(TASK DATA Opens)

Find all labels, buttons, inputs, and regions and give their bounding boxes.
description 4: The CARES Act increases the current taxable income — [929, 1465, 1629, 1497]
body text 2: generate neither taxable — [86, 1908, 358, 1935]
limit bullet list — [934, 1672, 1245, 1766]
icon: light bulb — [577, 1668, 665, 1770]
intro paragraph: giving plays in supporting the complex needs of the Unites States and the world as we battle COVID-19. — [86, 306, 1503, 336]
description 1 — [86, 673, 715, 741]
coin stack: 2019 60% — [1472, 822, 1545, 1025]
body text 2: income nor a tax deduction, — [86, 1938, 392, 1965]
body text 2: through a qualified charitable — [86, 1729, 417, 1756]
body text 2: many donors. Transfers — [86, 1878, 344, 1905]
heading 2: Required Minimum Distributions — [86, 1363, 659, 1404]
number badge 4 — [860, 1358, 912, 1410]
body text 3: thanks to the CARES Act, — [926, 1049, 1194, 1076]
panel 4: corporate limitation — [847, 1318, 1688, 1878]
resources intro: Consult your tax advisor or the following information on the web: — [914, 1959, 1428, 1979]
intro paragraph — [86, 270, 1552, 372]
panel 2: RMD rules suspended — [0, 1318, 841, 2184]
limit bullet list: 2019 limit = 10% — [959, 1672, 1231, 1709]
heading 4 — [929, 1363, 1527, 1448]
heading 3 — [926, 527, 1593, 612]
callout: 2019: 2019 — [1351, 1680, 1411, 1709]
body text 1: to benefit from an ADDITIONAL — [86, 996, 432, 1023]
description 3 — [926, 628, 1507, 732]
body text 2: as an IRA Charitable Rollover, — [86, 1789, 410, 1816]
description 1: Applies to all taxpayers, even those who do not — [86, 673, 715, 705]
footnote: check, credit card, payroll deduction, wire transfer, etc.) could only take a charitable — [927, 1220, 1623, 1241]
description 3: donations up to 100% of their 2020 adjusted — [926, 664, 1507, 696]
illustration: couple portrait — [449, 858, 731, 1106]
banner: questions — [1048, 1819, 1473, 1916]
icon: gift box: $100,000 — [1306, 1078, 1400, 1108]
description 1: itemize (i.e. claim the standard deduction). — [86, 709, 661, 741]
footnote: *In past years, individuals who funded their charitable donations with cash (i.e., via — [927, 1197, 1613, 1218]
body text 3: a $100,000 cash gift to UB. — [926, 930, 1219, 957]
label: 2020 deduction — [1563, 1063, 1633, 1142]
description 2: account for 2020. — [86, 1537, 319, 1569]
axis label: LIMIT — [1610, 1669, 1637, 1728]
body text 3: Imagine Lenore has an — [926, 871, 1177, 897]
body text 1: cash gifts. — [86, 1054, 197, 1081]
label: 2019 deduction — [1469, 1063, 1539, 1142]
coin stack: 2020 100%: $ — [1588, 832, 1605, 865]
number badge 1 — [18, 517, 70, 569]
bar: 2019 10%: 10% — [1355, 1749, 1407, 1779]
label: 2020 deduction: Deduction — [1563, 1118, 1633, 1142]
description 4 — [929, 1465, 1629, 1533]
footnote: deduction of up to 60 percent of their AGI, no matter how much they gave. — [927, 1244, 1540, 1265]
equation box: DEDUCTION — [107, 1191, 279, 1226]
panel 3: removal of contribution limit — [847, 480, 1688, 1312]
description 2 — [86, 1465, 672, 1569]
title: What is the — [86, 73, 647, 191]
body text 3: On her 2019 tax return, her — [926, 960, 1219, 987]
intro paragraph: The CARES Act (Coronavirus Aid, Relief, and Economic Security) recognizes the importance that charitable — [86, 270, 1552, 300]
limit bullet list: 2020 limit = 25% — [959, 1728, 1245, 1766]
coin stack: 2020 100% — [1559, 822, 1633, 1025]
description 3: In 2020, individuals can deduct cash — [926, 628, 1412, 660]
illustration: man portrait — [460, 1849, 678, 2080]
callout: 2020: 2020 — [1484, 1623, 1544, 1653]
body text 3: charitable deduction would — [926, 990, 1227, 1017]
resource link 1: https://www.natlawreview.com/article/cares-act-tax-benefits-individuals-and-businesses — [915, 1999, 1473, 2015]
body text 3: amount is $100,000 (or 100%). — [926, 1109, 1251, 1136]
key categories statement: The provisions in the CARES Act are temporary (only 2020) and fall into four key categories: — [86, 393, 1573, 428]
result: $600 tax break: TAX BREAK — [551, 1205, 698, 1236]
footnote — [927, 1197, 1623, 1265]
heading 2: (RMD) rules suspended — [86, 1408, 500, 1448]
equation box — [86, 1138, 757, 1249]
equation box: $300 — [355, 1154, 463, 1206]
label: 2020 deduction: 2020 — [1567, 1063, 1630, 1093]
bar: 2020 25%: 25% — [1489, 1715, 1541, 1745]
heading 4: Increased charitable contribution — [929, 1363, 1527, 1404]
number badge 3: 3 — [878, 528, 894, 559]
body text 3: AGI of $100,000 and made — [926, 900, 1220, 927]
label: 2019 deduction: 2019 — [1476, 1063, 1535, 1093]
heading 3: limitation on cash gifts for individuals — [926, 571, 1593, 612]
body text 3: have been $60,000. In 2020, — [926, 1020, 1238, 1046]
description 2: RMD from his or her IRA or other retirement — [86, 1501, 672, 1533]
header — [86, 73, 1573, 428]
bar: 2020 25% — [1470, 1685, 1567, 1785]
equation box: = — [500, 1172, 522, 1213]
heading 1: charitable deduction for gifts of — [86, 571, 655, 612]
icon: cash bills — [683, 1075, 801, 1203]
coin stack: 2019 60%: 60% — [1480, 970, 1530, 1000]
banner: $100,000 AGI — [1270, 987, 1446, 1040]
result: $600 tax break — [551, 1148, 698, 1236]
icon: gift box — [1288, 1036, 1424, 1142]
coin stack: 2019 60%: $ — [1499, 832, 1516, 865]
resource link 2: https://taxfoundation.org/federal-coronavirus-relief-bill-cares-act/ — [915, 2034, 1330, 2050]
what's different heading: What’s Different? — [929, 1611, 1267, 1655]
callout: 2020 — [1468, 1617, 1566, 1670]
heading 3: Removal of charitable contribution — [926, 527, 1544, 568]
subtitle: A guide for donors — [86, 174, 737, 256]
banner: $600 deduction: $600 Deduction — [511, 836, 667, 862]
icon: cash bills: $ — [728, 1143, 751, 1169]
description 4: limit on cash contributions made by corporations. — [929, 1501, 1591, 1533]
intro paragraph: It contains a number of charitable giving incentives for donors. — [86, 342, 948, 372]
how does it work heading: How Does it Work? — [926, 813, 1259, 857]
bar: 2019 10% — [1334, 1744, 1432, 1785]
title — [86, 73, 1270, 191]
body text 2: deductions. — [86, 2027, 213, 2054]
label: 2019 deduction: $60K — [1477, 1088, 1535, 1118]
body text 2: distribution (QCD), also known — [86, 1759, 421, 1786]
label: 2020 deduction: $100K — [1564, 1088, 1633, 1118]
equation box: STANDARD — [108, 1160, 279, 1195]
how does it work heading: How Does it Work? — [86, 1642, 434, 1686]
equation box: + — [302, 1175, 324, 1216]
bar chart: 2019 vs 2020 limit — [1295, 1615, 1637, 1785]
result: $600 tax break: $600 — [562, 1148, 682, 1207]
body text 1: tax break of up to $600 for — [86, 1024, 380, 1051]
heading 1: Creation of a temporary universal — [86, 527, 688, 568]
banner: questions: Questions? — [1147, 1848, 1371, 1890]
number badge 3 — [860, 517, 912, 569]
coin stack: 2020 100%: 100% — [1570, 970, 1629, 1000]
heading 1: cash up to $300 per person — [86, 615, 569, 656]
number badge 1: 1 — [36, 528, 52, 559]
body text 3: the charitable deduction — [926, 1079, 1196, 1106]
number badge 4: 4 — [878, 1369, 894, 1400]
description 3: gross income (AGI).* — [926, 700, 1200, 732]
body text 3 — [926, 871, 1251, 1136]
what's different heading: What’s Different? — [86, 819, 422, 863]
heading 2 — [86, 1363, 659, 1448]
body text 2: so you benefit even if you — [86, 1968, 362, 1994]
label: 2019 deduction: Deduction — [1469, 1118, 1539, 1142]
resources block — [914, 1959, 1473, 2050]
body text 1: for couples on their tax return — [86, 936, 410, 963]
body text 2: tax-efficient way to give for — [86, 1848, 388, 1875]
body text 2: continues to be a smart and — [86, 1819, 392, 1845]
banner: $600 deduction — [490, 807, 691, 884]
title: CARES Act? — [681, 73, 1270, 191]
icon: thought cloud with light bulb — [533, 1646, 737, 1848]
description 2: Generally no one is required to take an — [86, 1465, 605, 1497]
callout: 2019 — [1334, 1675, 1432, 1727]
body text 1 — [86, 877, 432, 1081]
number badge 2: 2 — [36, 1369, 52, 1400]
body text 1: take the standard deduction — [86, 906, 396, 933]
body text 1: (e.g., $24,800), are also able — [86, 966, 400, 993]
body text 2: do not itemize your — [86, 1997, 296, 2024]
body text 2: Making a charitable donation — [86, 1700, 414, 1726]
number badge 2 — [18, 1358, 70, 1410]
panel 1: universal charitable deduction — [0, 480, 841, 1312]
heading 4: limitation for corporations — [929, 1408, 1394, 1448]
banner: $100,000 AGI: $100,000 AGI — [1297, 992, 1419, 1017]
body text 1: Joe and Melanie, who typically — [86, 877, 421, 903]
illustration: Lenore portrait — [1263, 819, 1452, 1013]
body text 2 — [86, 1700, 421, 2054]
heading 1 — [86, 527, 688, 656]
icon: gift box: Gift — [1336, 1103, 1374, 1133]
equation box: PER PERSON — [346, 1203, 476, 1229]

(TASK DATA Closes)

**WHAT YOU WILL DO**
Every line that contains the string "give" should be copied from the records.

**EXERCISE SOLUTION**
Find all labels, buttons, inputs, and regions and give their bounding boxes.
body text 2: tax-efficient way to give for — [86, 1848, 388, 1875]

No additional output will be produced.